** start Material for this exercise **
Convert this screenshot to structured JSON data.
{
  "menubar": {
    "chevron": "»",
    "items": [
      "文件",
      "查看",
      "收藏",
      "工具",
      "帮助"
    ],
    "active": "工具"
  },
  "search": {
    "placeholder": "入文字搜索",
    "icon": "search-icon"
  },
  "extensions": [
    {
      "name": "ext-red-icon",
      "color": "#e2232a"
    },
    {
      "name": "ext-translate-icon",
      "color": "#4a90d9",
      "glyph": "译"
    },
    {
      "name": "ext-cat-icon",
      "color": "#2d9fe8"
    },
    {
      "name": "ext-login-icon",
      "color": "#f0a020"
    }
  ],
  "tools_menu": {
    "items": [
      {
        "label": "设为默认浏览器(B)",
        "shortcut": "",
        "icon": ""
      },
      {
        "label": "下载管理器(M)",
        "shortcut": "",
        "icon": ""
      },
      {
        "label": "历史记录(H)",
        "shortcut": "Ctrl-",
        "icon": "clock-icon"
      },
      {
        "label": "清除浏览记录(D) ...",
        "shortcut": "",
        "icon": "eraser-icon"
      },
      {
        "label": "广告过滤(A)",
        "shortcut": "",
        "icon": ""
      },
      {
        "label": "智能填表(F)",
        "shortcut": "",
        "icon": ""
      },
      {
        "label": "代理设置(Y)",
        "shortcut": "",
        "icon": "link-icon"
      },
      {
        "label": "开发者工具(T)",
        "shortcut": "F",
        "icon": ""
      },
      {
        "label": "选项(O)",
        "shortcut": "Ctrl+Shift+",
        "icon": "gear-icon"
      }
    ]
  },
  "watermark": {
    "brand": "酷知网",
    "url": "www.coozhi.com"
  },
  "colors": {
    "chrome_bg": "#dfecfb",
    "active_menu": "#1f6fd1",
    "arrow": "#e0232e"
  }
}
** end Material for this exercise **
Exercise:
The records above should be repeated in full, exactly as given.

Exercise answer:
Convert this screenshot to structured JSON data.
{
  "menubar": {
    "chevron": "»",
    "items": [
      "文件",
      "查看",
      "收藏",
      "工具",
      "帮助"
    ],
    "active": "工具"
  },
  "search": {
    "placeholder": "入文字搜索",
    "icon": "search-icon"
  },
  "extensions": [
    {
      "name": "ext-red-icon",
      "color": "#e2232a"
    },
    {
      "name": "ext-translate-icon",
      "color": "#4a90d9",
      "glyph": "译"
    },
    {
      "name": "ext-cat-icon",
      "color": "#2d9fe8"
    },
    {
      "name": "ext-login-icon",
      "color": "#f0a020"
    }
  ],
  "tools_menu": {
    "items": [
      {
        "label": "设为默认浏览器(B)",
        "shortcut": "",
        "icon": ""
      },
      {
        "label": "下载管理器(M)",
        "shortcut": "",
        "icon": ""
      },
      {
        "label": "历史记录(H)",
        "shortcut": "Ctrl-",
        "icon": "clock-icon"
      },
      {
        "label": "清除浏览记录(D) ...",
        "shortcut": "",
        "icon": "eraser-icon"
      },
      {
        "label": "广告过滤(A)",
        "shortcut": "",
        "icon": ""
      },
      {
        "label": "智能填表(F)",
        "shortcut": "",
        "icon": ""
      },
      {
        "label": "代理设置(Y)",
        "shortcut": "",
        "icon": "link-icon"
      },
      {
        "label": "开发者工具(T)",
        "shortcut": "F",
        "icon": ""
      },
      {
        "label": "选项(O)",
        "shortcut": "Ctrl+Shift+",
        "icon": "gear-icon"
      }
    ]
  },
  "watermark": {
    "brand": "酷知网",
    "url": "www.coozhi.com"
  },
  "colors": {
    "chrome_bg": "#dfecfb",
    "active_menu": "#1f6fd1",
    "arrow": "#e0232e"
  }
}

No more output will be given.